> **Given instruction 1**
Summarize the Psalm 126 reading below in two sentences.
> **Given instruction 2**
Using the Psalm 126 reading below, decide whether each statement is true, answering yes or no and quoting the words of the reading that settle it.
(a) The writer served as a prison chaplain during a summer of seminary.
(b) About seventy men gathered to worship on Sunday evenings.
(c) The men at worship came in quietly and took their seats.

> **Excerpt to read**
···

Like Those Who Dream
Psalm 126, A Song of Ascents.
1 When the LORD restored the fortunes of Zion,
we were like those who dream.
2 Then our mouth was filled with laughter,
and our tongue with shouts of joy;
then it was said among the nations,
“The LORD has done great things for them.”
3 The LORD has done great things for us,
and we rejoiced.
4 Restore our fortunes, O LORD,
like the watercourses in the Negeb.
5 May those who sow in tears
reap with shouts of joy.
6 Those who go out weeping,
bearing the seed for sowing,
shall come home with shouts of joy,
carrying their sheaves.
I can still remember the terrifying clang of bars slamming behind me. It was while I was serving as a prison chaplain one summer during seminary. And that summer, every day I walked out of there I thanked God. I thanked God that those bars were behind me and not in front of me. I thanked God that I could walk out into the sunshine above me, that I could drive home to my friends, that I could speak and touch those I loved. Every day I was thankful that I was able to leave that place.
Some days being inside of there would make me shudder. I’d visit with men who had just arrived. Men who didn’t know when they would leave. Men who didn’t know what jobs they could ever have again. Men who were missing their children, their wives and their families. Men with no possessions, no one to listen to them, no one to see them as human. These were talented, brilliant, gifted men. But their hope, their promise seemed long forgotten. I could see it in men’s eyes. I could see men just resigned to their situation. It was hard to see any joy. It was hard to see any dreams.
Except… on Sundays. Sunday morning was a whole other story. Every Sunday morning about seventy men would fill our dark dusty unclean auditorium to worship. And they didn’t tiptoe in and quietly take their seats, like proper Presbyterians. After checking in with the guard, every man present had to give at least five bro-hugs. (You know where two men grab each other’s hand like they are about to arm wrestle, pull each other in to bump chests, and pound the other guys back a couple of times).

···

> **Data**
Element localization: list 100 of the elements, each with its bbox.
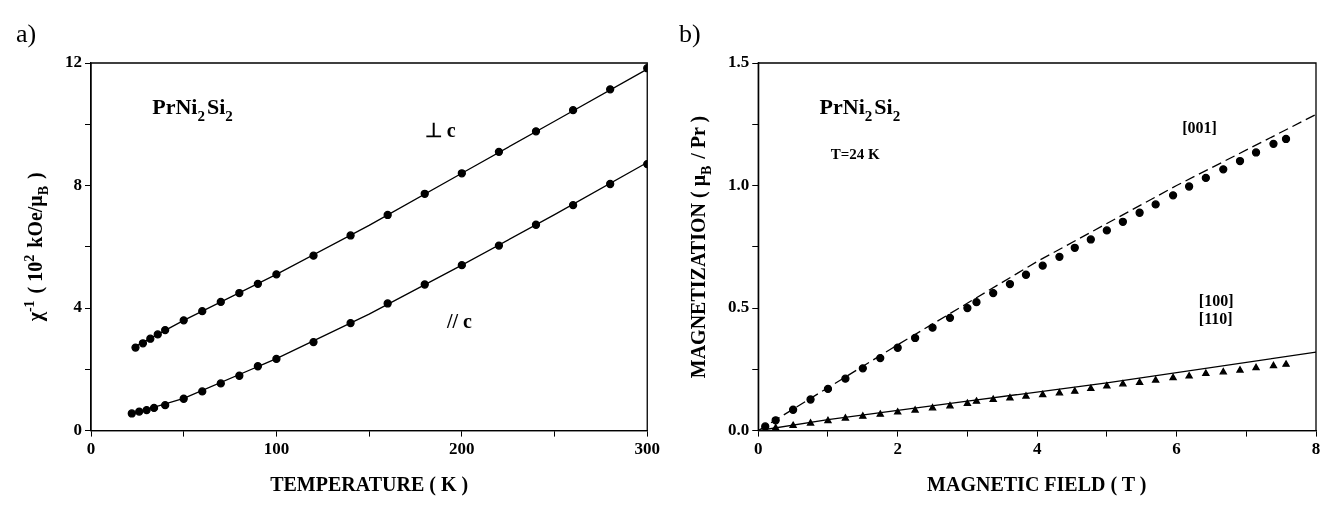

···

> **Full answer 1**
The Psalm 126 reading recalls how the LORD restored the fortunes of Zion, filling the people's mouths with laughter and shouts of joy, and asks the LORD to restore their fortunes again so that those who sow in tears may reap with shouts of joy. The writer then remembers serving as a prison chaplain one summer during seminary, where the men seemed resigned and joyless during the week, but Sunday morning was a whole other story.

> **Full answer 2**
(a) Yes: "It was while I was serving as a prison chaplain one summer during seminary."
(b) No: "Every Sunday morning about seventy men would fill our dark dusty unclean auditorium to worship."
(c) No: "And they didn’t tiptoe in and quietly take their seats, like proper Presbyterians."